• [Set problem]
Go through the records underneath and write each one out again exactly.

• [Material for this exercise]
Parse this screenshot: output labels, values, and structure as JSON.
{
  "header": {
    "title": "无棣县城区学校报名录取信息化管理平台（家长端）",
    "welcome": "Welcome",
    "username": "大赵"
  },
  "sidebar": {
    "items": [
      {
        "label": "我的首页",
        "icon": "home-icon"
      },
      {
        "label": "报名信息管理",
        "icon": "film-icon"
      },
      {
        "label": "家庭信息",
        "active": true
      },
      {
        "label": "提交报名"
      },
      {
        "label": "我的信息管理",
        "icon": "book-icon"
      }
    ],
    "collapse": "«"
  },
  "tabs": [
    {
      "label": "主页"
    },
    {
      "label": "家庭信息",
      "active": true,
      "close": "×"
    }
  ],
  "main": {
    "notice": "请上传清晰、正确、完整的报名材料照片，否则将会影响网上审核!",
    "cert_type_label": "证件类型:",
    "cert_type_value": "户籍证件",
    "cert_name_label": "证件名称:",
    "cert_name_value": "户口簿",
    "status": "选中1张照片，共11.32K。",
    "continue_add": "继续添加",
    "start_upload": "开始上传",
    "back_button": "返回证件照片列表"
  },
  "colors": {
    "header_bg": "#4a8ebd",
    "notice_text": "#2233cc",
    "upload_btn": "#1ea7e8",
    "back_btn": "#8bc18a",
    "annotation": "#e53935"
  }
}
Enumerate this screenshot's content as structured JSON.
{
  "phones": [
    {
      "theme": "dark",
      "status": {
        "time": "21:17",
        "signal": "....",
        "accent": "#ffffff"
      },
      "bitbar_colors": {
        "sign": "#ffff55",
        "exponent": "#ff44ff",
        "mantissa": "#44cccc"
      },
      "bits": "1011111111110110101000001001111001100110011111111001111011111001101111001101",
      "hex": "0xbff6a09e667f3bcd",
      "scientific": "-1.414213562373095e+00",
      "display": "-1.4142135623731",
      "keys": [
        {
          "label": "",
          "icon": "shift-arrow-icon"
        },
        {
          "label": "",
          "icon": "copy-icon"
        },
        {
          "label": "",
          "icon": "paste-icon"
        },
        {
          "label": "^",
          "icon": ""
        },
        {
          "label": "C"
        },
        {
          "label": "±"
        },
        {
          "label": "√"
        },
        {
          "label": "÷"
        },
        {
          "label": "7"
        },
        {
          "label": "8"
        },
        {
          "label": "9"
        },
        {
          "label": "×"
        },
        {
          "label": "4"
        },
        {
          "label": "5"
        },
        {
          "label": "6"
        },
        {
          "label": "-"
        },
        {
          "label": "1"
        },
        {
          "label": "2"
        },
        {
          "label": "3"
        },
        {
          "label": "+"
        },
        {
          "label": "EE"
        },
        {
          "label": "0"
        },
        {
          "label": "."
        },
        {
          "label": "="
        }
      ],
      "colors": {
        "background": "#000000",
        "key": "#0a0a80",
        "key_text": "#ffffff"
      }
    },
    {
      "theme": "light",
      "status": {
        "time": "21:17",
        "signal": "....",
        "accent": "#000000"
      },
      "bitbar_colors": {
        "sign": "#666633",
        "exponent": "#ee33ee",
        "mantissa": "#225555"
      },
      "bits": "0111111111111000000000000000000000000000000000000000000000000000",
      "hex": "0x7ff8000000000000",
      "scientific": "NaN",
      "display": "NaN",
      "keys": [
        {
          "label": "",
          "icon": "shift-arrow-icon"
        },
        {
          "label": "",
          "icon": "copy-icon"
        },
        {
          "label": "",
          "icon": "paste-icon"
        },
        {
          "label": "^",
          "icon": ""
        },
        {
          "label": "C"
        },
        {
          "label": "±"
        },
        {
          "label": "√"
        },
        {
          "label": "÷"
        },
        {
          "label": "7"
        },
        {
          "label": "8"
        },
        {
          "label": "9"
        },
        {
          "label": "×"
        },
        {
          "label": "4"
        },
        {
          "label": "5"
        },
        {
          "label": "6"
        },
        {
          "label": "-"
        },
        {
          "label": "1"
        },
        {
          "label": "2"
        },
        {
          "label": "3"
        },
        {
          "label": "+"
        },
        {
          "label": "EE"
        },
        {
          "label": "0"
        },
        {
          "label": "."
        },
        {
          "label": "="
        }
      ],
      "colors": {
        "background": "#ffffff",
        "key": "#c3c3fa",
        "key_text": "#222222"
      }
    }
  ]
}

• [Exercise answer]
Parse this screenshot: output labels, values, and structure as JSON.
{
  "header": {
    "title": "无棣县城区学校报名录取信息化管理平台（家长端）",
    "welcome": "Welcome",
    "username": "大赵"
  },
  "sidebar": {
    "items": [
      {
        "label": "我的首页",
        "icon": "home-icon"
      },
      {
        "label": "报名信息管理",
        "icon": "film-icon"
      },
      {
        "label": "家庭信息",
        "active": true
      },
      {
        "label": "提交报名"
      },
      {
        "label": "我的信息管理",
        "icon": "book-icon"
      }
    ],
    "collapse": "«"
  },
  "tabs": [
    {
      "label": "主页"
    },
    {
      "label": "家庭信息",
      "active": true,
      "close": "×"
    }
  ],
  "main": {
    "notice": "请上传清晰、正确、完整的报名材料照片，否则将会影响网上审核!",
    "cert_type_label": "证件类型:",
    "cert_type_value": "户籍证件",
    "cert_name_label": "证件名称:",
    "cert_name_value": "户口簿",
    "status": "选中1张照片，共11.32K。",
    "continue_add": "继续添加",
    "start_upload": "开始上传",
    "back_button": "返回证件照片列表"
  },
  "colors": {
    "header_bg": "#4a8ebd",
    "notice_text": "#2233cc",
    "upload_btn": "#1ea7e8",
    "back_btn": "#8bc18a",
    "annotation": "#e53935"
  }
}
Enumerate this screenshot's content as structured JSON.
{
  "phones": [
    {
      "theme": "dark",
      "status": {
        "time": "21:17",
        "signal": "....",
        "accent": "#ffffff"
      },
      "bitbar_colors": {
        "sign": "#ffff55",
        "exponent": "#ff44ff",
        "mantissa": "#44cccc"
      },
      "bits": "1011111111110110101000001001111001100110011111111001111011111001101111001101",
      "hex": "0xbff6a09e667f3bcd",
      "scientific": "-1.414213562373095e+00",
      "display": "-1.4142135623731",
      "keys": [
        {
          "label": "",
          "icon": "shift-arrow-icon"
        },
        {
          "label": "",
          "icon": "copy-icon"
        },
        {
          "label": "",
          "icon": "paste-icon"
        },
        {
          "label": "^",
          "icon": ""
        },
        {
          "label": "C"
        },
        {
          "label": "±"
        },
        {
          "label": "√"
        },
        {
          "label": "÷"
        },
        {
          "label": "7"
        },
        {
          "label": "8"
        },
        {
          "label": "9"
        },
        {
          "label": "×"
        },
        {
          "label": "4"
        },
        {
          "label": "5"
        },
        {
          "label": "6"
        },
        {
          "label": "-"
        },
        {
          "label": "1"
        },
        {
          "label": "2"
        },
        {
          "label": "3"
        },
        {
          "label": "+"
        },
        {
          "label": "EE"
        },
        {
          "label": "0"
        },
        {
          "label": "."
        },
        {
          "label": "="
        }
      ],
      "colors": {
        "background": "#000000",
        "key": "#0a0a80",
        "key_text": "#ffffff"
      }
    },
    {
      "theme": "light",
      "status": {
        "time": "21:17",
        "signal": "....",
        "accent": "#000000"
      },
      "bitbar_colors": {
        "sign": "#666633",
        "exponent": "#ee33ee",
        "mantissa": "#225555"
      },
      "bits": "0111111111111000000000000000000000000000000000000000000000000000",
      "hex": "0x7ff8000000000000",
      "scientific": "NaN",
      "display": "NaN",
      "keys": [
        {
          "label": "",
          "icon": "shift-arrow-icon"
        },
        {
          "label": "",
          "icon": "copy-icon"
        },
        {
          "label": "",
          "icon": "paste-icon"
        },
        {
          "label": "^",
          "icon": ""
        },
        {
          "label": "C"
        },
        {
          "label": "±"
        },
        {
          "label": "√"
        },
        {
          "label": "÷"
        },
        {
          "label": "7"
        },
        {
          "label": "8"
        },
        {
          "label": "9"
        },
        {
          "label": "×"
        },
        {
          "label": "4"
        },
        {
          "label": "5"
        },
        {
          "label": "6"
        },
        {
          "label": "-"
        },
        {
          "label": "1"
        },
        {
          "label": "2"
        },
        {
          "label": "3"
        },
        {
          "label": "+"
        },
        {
          "label": "EE"
        },
        {
          "label": "0"
        },
        {
          "label": "."
        },
        {
          "label": "="
        }
      ],
      "colors": {
        "background": "#ffffff",
        "key": "#c3c3fa",
        "key_text": "#222222"
      }
    }
  ]
}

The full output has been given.